[TASK INSTRUCTIONS]: Return all of the lines below exactly as they are.
— begin PROVIDED ENTRIES —
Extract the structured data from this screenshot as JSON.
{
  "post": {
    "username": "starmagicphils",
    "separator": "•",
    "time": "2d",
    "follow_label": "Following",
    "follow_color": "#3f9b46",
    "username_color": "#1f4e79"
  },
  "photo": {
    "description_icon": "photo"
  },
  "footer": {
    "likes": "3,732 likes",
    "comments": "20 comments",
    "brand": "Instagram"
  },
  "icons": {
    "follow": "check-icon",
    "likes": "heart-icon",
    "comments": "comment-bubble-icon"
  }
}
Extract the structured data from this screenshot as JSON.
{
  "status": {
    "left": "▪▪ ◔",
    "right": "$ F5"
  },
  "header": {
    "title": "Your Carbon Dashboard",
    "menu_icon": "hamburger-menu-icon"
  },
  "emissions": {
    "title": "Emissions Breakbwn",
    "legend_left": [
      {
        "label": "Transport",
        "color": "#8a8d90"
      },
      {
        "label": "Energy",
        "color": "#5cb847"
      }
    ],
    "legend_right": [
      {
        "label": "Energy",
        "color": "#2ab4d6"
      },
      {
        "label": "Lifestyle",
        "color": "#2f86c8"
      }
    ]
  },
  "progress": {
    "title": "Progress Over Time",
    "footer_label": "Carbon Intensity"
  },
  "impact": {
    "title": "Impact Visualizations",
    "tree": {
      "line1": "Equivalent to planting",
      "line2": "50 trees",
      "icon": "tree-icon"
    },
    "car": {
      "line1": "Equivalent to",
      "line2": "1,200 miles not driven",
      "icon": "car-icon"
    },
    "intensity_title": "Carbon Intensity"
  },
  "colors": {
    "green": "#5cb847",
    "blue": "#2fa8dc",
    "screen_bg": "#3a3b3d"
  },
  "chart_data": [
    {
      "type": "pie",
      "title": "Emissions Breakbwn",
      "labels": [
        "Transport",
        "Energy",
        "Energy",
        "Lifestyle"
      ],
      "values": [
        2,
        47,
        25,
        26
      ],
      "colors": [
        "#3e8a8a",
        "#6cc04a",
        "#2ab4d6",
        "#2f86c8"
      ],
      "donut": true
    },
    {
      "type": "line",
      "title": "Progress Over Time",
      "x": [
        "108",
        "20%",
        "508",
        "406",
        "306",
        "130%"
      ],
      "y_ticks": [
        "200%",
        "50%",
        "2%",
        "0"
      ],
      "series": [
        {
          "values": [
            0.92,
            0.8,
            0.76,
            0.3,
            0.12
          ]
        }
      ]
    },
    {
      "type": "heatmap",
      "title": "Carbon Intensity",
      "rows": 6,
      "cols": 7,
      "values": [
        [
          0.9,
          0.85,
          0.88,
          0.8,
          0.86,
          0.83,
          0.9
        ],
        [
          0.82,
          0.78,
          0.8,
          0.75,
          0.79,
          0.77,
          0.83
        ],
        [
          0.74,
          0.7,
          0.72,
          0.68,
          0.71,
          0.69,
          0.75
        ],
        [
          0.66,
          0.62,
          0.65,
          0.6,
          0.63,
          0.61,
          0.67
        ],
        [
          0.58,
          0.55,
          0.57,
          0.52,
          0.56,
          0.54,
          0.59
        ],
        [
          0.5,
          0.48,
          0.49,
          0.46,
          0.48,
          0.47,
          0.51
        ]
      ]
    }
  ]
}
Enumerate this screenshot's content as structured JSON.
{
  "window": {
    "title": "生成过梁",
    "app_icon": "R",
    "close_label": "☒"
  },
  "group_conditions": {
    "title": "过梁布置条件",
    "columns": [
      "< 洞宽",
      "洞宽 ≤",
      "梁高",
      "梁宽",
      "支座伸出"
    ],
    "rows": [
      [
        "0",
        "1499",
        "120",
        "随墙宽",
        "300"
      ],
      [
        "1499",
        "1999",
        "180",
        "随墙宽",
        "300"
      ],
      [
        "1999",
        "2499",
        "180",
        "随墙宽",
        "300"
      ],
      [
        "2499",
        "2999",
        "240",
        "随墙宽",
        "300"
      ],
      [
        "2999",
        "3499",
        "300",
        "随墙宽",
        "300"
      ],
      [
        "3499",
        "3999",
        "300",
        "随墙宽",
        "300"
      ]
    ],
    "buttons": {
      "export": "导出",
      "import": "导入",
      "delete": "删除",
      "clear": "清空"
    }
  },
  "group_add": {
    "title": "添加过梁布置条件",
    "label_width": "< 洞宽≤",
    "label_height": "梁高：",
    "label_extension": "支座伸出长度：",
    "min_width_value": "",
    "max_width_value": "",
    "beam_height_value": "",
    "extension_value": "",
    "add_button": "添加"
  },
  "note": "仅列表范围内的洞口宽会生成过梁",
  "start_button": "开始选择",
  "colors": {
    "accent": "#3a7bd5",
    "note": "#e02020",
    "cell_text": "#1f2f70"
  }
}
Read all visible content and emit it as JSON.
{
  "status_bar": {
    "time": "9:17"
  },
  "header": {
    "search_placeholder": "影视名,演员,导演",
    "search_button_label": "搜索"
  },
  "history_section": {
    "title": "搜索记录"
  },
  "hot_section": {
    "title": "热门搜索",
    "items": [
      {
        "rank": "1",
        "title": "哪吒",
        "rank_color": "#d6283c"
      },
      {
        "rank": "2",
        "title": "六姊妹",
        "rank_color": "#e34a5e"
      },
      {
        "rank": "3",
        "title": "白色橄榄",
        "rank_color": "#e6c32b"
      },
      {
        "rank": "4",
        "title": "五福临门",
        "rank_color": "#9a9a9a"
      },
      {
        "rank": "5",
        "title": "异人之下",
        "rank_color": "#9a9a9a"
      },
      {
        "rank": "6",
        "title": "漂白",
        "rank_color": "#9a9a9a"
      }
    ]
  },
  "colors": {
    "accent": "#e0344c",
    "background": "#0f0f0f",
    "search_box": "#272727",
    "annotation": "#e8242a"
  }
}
— end PROVIDED ENTRIES —
[TASK OUTPUT]:
Extract the structured data from this screenshot as JSON.
{
  "post": {
    "username": "starmagicphils",
    "separator": "•",
    "time": "2d",
    "follow_label": "Following",
    "follow_color": "#3f9b46",
    "username_color": "#1f4e79"
  },
  "photo": {
    "description_icon": "photo"
  },
  "footer": {
    "likes": "3,732 likes",
    "comments": "20 comments",
    "brand": "Instagram"
  },
  "icons": {
    "follow": "check-icon",
    "likes": "heart-icon",
    "comments": "comment-bubble-icon"
  }
}
Extract the structured data from this screenshot as JSON.
{
  "status": {
    "left": "▪▪ ◔",
    "right": "$ F5"
  },
  "header": {
    "title": "Your Carbon Dashboard",
    "menu_icon": "hamburger-menu-icon"
  },
  "emissions": {
    "title": "Emissions Breakbwn",
    "legend_left": [
      {
        "label": "Transport",
        "color": "#8a8d90"
      },
      {
        "label": "Energy",
        "color": "#5cb847"
      }
    ],
    "legend_right": [
      {
        "label": "Energy",
        "color": "#2ab4d6"
      },
      {
        "label": "Lifestyle",
        "color": "#2f86c8"
      }
    ]
  },
  "progress": {
    "title": "Progress Over Time",
    "footer_label": "Carbon Intensity"
  },
  "impact": {
    "title": "Impact Visualizations",
    "tree": {
      "line1": "Equivalent to planting",
      "line2": "50 trees",
      "icon": "tree-icon"
    },
    "car": {
      "line1": "Equivalent to",
      "line2": "1,200 miles not driven",
      "icon": "car-icon"
    },
    "intensity_title": "Carbon Intensity"
  },
  "colors": {
    "green": "#5cb847",
    "blue": "#2fa8dc",
    "screen_bg": "#3a3b3d"
  },
  "chart_data": [
    {
      "type": "pie",
      "title": "Emissions Breakbwn",
      "labels": [
        "Transport",
        "Energy",
        "Energy",
        "Lifestyle"
      ],
      "values": [
        2,
        47,
        25,
        26
      ],
      "colors": [
        "#3e8a8a",
        "#6cc04a",
        "#2ab4d6",
        "#2f86c8"
      ],
      "donut": true
    },
    {
      "type": "line",
      "title": "Progress Over Time",
      "x": [
        "108",
        "20%",
        "508",
        "406",
        "306",
        "130%"
      ],
      "y_ticks": [
        "200%",
        "50%",
        "2%",
        "0"
      ],
      "series": [
        {
          "values": [
            0.92,
            0.8,
            0.76,
            0.3,
            0.12
          ]
        }
      ]
    },
    {
      "type": "heatmap",
      "title": "Carbon Intensity",
      "rows": 6,
      "cols": 7,
      "values": [
        [
          0.9,
          0.85,
          0.88,
          0.8,
          0.86,
          0.83,
          0.9
        ],
        [
          0.82,
          0.78,
          0.8,
          0.75,
          0.79,
          0.77,
          0.83
        ],
        [
          0.74,
          0.7,
          0.72,
          0.68,
          0.71,
          0.69,
          0.75
        ],
        [
          0.66,
          0.62,
          0.65,
          0.6,
          0.63,
          0.61,
          0.67
        ],
        [
          0.58,
          0.55,
          0.57,
          0.52,
          0.56,
          0.54,
          0.59
        ],
        [
          0.5,
          0.48,
          0.49,
          0.46,
          0.48,
          0.47,
          0.51
        ]
      ]
    }
  ]
}
Enumerate this screenshot's content as structured JSON.
{
  "window": {
    "title": "生成过梁",
    "app_icon": "R",
    "close_label": "☒"
  },
  "group_conditions": {
    "title": "过梁布置条件",
    "columns": [
      "< 洞宽",
      "洞宽 ≤",
      "梁高",
      "梁宽",
      "支座伸出"
    ],
    "rows": [
      [
        "0",
        "1499",
        "120",
        "随墙宽",
        "300"
      ],
      [
        "1499",
        "1999",
        "180",
        "随墙宽",
        "300"
      ],
      [
        "1999",
        "2499",
        "180",
        "随墙宽",
        "300"
      ],
      [
        "2499",
        "2999",
        "240",
        "随墙宽",
        "300"
      ],
      [
        "2999",
        "3499",
        "300",
        "随墙宽",
        "300"
      ],
      [
        "3499",
        "3999",
        "300",
        "随墙宽",
        "300"
      ]
    ],
    "buttons": {
      "export": "导出",
      "import": "导入",
      "delete": "删除",
      "clear": "清空"
    }
  },
  "group_add": {
    "title": "添加过梁布置条件",
    "label_width": "< 洞宽≤",
    "label_height": "梁高：",
    "label_extension": "支座伸出长度：",
    "min_width_value": "",
    "max_width_value": "",
    "beam_height_value": "",
    "extension_value": "",
    "add_button": "添加"
  },
  "note": "仅列表范围内的洞口宽会生成过梁",
  "start_button": "开始选择",
  "colors": {
    "accent": "#3a7bd5",
    "note": "#e02020",
    "cell_text": "#1f2f70"
  }
}
Read all visible content and emit it as JSON.
{
  "status_bar": {
    "time": "9:17"
  },
  "header": {
    "search_placeholder": "影视名,演员,导演",
    "search_button_label": "搜索"
  },
  "history_section": {
    "title": "搜索记录"
  },
  "hot_section": {
    "title": "热门搜索",
    "items": [
      {
        "rank": "1",
        "title": "哪吒",
        "rank_color": "#d6283c"
      },
      {
        "rank": "2",
        "title": "六姊妹",
        "rank_color": "#e34a5e"
      },
      {
        "rank": "3",
        "title": "白色橄榄",
        "rank_color": "#e6c32b"
      },
      {
        "rank": "4",
        "title": "五福临门",
        "rank_color": "#9a9a9a"
      },
      {
        "rank": "5",
        "title": "异人之下",
        "rank_color": "#9a9a9a"
      },
      {
        "rank": "6",
        "title": "漂白",
        "rank_color": "#9a9a9a"
      }
    ]
  },
  "colors": {
    "accent": "#e0344c",
    "background": "#0f0f0f",
    "search_box": "#272727",
    "annotation": "#e8242a"
  }
}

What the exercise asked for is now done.